WHAT IS BEING ASKED :: What lines in the records include the string "like"? Return each one.

ENTRIES PROVIDED ::
*** Begin section ***

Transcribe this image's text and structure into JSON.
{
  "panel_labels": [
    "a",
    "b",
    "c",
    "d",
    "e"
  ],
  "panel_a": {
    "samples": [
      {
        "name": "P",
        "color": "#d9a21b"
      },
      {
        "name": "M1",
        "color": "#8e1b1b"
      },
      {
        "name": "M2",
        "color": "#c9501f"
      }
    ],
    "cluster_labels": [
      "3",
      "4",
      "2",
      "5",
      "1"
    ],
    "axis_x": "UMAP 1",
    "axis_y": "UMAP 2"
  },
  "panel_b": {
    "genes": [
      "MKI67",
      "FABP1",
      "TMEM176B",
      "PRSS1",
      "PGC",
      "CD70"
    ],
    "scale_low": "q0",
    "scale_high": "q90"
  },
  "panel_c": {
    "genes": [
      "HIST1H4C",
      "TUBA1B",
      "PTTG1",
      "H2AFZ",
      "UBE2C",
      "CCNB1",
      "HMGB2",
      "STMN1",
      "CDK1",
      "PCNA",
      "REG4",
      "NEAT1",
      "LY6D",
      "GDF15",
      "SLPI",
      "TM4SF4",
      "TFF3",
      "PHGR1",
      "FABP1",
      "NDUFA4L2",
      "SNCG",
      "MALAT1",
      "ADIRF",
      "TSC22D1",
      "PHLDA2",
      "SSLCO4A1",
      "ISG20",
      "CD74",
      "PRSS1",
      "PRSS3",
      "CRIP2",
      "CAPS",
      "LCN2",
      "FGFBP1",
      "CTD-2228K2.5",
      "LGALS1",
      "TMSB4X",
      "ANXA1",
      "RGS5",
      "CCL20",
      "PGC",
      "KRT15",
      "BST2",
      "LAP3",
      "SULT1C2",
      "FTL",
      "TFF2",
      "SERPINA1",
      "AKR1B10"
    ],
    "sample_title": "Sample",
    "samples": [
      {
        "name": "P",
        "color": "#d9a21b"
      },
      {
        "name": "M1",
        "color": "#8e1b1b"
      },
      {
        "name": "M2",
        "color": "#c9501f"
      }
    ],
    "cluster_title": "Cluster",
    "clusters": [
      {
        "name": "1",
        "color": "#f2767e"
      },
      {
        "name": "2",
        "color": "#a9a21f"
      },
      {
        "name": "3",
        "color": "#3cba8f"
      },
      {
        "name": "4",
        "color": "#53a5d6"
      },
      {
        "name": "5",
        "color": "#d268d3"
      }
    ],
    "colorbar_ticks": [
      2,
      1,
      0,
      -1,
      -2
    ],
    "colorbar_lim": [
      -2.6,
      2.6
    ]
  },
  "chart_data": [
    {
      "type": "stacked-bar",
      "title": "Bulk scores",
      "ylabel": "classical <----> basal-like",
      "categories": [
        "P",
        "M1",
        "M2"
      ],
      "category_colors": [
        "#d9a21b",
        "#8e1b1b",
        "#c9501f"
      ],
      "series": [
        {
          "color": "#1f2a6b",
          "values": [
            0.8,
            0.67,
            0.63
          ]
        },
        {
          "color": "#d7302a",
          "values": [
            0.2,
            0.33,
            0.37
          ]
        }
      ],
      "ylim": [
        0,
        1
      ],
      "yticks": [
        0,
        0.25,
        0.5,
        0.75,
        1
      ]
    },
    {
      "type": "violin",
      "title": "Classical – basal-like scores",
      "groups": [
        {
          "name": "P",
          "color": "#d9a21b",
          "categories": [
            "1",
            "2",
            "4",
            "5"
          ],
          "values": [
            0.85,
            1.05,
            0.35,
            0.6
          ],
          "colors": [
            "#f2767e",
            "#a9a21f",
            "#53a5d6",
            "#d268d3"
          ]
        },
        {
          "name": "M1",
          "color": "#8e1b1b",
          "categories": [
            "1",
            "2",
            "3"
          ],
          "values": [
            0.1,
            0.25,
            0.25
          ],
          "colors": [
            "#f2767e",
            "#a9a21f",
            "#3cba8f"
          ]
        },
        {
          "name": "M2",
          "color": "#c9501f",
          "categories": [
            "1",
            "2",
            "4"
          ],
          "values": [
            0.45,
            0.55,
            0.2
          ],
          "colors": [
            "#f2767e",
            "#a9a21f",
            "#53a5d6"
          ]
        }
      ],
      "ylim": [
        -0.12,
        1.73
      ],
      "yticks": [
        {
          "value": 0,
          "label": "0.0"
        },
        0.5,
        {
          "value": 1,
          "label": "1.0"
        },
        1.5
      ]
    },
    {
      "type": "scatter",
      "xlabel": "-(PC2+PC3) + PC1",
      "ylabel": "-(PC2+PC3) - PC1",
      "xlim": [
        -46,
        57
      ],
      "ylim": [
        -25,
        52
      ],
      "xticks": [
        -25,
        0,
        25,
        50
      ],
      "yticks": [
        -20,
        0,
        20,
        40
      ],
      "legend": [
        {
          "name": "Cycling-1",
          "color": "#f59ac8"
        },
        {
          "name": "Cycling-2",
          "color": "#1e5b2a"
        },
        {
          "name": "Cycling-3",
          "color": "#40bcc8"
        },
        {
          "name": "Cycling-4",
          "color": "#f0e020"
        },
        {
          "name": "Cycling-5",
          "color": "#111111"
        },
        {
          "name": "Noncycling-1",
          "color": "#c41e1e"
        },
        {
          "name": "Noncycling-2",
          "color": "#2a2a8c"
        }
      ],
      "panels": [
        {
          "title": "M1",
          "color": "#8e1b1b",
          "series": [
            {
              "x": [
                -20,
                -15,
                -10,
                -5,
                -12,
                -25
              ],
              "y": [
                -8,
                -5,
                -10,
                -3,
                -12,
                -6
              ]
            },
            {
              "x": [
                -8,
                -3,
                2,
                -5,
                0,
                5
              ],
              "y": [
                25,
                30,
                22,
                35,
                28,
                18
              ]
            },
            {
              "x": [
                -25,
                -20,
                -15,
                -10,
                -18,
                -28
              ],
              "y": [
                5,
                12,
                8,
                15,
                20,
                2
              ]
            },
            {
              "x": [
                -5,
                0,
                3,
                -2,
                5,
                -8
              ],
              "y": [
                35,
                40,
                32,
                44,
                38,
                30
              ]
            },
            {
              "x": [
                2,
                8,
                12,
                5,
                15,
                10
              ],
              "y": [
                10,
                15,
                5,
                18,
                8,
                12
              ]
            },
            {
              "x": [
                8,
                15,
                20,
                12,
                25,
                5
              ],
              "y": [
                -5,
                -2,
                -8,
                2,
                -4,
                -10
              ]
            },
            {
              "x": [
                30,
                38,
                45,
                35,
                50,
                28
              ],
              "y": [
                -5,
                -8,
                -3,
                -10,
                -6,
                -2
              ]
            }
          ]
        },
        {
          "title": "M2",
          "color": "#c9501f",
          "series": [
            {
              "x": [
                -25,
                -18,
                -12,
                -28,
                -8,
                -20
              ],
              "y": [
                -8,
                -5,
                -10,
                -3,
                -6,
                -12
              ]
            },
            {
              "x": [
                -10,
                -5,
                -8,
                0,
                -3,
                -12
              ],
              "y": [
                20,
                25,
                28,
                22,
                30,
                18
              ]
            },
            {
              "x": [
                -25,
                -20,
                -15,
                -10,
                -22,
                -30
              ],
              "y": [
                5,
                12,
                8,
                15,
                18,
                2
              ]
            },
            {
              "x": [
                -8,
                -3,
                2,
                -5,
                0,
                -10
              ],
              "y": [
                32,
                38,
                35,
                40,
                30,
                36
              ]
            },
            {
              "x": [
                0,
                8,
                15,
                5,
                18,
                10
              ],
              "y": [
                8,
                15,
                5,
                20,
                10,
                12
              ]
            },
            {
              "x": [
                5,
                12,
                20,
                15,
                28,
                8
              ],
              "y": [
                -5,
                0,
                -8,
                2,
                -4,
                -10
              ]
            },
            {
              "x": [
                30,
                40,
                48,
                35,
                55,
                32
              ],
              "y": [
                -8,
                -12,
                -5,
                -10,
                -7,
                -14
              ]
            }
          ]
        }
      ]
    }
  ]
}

*** End section ***

RESPONSE BELOW ::
      "ylabel": "classical <----> basal-like",
      "title": "Classical – basal-like scores",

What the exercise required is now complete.